--- START OF Listed entries ---

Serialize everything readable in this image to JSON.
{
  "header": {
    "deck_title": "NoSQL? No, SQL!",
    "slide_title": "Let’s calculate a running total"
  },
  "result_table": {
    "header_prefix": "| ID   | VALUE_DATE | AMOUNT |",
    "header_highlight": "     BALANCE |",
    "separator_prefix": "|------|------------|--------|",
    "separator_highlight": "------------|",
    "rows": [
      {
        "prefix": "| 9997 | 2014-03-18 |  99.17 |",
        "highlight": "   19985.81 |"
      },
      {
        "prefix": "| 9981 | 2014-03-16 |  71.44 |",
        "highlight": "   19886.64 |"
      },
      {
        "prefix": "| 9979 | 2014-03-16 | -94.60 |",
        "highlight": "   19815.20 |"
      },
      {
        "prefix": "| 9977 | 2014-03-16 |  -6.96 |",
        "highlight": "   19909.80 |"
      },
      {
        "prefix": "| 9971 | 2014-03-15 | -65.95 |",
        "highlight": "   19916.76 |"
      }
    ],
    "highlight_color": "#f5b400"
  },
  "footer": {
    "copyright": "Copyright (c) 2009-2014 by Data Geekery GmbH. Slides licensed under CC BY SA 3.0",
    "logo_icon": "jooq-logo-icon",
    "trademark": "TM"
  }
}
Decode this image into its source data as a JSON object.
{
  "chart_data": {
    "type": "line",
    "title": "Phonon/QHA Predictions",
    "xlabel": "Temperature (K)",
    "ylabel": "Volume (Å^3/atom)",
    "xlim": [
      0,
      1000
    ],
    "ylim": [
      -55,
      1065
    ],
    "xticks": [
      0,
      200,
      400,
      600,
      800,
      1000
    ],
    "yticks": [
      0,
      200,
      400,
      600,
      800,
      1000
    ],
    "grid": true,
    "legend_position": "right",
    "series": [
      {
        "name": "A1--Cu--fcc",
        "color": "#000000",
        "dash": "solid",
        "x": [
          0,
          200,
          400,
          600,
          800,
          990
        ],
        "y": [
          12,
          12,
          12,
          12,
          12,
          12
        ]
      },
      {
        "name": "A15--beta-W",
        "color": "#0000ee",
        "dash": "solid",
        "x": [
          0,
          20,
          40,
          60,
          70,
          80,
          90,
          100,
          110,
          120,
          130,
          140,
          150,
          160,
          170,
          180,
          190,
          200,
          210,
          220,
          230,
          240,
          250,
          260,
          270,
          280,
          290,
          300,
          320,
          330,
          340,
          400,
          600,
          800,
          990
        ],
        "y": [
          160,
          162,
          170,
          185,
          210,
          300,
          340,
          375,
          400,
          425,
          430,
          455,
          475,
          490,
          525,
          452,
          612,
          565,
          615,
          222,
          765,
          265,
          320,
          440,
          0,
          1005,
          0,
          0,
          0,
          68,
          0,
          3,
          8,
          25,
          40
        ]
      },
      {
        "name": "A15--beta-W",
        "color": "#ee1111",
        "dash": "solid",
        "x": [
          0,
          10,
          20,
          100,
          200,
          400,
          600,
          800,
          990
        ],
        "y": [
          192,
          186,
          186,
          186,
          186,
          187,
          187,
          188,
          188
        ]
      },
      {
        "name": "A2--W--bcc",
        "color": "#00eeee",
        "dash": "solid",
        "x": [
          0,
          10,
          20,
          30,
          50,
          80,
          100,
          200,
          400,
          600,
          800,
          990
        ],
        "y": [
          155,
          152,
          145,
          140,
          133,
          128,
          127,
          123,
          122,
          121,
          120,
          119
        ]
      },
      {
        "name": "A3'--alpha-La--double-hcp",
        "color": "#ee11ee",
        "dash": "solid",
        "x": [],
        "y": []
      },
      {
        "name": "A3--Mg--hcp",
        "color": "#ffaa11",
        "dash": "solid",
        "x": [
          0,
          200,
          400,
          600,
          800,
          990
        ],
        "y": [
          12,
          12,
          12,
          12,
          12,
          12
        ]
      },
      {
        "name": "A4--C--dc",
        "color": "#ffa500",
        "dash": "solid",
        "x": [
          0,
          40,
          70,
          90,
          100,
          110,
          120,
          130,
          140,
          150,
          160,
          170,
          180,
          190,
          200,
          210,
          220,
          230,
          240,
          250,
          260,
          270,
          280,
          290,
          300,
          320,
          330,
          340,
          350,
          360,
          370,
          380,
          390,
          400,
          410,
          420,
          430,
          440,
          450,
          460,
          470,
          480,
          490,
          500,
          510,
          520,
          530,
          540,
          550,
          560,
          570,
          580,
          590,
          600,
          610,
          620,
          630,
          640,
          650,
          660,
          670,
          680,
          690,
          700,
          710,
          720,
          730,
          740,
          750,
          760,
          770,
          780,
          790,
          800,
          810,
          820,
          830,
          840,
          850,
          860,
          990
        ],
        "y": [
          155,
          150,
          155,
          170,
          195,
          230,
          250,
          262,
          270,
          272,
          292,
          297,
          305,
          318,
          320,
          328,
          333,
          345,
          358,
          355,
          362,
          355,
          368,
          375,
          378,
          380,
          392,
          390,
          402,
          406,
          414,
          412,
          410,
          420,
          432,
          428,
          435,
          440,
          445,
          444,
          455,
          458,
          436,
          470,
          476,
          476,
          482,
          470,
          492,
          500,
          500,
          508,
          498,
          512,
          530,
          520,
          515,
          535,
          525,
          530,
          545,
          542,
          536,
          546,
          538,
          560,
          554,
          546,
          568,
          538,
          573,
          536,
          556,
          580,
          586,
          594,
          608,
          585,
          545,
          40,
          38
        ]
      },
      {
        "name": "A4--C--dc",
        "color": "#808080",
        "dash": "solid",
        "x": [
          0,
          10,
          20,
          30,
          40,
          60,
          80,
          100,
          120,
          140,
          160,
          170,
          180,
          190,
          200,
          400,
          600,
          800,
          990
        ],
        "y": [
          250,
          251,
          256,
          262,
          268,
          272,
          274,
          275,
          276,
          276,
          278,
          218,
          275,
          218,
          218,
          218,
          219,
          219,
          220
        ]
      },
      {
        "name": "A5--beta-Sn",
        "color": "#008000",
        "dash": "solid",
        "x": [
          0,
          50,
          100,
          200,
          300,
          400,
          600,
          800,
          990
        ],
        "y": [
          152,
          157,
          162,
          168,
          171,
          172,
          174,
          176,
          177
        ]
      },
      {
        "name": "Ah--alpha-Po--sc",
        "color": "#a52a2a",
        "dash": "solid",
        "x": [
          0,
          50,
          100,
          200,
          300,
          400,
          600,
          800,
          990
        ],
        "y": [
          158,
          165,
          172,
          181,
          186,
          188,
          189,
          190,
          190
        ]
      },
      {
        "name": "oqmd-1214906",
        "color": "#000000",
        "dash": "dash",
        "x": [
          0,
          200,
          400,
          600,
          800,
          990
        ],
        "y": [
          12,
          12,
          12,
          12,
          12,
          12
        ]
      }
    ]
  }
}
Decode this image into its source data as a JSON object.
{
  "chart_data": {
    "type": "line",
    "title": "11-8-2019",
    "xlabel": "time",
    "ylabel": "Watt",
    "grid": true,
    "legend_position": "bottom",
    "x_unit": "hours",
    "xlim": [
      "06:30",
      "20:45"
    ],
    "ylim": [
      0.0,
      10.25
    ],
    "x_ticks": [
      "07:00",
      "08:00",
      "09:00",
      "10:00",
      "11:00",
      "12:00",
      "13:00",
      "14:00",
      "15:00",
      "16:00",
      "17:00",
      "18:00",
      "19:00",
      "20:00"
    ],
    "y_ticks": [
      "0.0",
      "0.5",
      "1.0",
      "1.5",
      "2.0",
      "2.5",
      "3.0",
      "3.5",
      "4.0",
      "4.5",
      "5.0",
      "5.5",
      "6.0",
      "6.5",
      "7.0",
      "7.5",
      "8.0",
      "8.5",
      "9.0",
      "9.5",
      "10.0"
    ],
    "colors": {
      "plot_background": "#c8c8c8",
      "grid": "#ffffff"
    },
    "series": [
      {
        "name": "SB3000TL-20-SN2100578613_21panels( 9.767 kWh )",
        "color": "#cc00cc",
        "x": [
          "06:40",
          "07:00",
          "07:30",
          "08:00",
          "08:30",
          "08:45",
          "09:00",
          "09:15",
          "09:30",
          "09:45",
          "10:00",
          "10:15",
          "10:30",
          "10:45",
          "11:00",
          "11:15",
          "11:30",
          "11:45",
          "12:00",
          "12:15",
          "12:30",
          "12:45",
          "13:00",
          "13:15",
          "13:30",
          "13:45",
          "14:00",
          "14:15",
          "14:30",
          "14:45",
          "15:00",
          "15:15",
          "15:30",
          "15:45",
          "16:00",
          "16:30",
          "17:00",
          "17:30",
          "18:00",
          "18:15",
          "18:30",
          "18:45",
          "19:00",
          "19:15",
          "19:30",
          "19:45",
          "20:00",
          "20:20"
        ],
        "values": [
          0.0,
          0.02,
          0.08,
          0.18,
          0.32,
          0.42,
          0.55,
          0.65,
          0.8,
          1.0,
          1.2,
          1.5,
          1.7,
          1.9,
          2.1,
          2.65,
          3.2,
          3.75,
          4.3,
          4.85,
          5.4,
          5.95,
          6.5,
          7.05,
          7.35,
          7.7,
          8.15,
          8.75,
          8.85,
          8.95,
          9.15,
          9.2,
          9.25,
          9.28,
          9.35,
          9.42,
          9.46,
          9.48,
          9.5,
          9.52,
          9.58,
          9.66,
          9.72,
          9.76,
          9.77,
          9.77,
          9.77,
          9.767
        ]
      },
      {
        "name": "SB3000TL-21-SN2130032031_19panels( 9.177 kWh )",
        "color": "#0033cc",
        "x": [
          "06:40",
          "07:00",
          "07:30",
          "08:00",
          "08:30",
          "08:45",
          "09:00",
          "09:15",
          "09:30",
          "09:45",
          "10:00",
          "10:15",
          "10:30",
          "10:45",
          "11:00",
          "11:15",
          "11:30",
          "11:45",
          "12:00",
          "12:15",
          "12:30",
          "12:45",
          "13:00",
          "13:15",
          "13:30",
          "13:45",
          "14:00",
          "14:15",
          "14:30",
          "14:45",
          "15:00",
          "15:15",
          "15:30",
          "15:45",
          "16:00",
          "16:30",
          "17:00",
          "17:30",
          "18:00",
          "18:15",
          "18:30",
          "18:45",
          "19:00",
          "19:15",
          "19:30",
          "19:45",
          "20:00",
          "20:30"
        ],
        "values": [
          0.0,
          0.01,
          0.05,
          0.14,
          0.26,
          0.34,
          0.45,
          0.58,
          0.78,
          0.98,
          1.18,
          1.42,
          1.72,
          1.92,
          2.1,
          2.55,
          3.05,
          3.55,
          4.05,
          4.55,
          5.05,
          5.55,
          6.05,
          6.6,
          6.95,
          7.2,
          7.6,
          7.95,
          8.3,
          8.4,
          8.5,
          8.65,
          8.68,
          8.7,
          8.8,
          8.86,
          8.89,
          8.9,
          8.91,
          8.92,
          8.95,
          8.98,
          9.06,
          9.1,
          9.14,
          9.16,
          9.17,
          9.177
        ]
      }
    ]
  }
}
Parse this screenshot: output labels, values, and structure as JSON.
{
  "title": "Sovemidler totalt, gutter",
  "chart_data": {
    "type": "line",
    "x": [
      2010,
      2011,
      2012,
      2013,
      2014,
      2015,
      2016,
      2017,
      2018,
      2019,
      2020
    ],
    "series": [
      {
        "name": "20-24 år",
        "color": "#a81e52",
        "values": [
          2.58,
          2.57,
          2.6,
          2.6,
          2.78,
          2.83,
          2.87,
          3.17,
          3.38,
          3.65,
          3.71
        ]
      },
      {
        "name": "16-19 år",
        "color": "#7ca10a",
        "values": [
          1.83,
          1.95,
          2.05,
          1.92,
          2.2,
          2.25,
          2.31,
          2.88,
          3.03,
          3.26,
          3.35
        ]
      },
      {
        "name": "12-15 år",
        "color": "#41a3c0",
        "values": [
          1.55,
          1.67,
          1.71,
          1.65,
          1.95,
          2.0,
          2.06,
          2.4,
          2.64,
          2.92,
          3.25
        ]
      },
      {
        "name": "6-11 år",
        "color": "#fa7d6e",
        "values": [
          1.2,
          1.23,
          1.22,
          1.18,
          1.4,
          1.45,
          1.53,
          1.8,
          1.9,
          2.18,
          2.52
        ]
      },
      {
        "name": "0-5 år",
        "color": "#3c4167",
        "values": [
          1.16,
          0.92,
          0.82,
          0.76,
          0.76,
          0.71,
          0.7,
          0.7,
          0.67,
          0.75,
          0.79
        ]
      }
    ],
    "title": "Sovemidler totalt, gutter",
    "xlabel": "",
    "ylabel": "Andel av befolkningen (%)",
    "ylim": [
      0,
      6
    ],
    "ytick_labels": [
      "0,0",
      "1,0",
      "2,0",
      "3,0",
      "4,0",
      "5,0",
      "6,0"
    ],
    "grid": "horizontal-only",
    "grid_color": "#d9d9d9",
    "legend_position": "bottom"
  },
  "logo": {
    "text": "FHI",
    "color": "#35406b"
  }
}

--- END OF Listed entries ---

## What you have to do
Select the lines in this material that hold the word "JSON", leaving none out.

## Answer to this problem
Serialize everything readable in this image to JSON.
Decode this image into its source data as a JSON object.
Decode this image into its source data as a JSON object.
Parse this screenshot: output labels, values, and structure as JSON.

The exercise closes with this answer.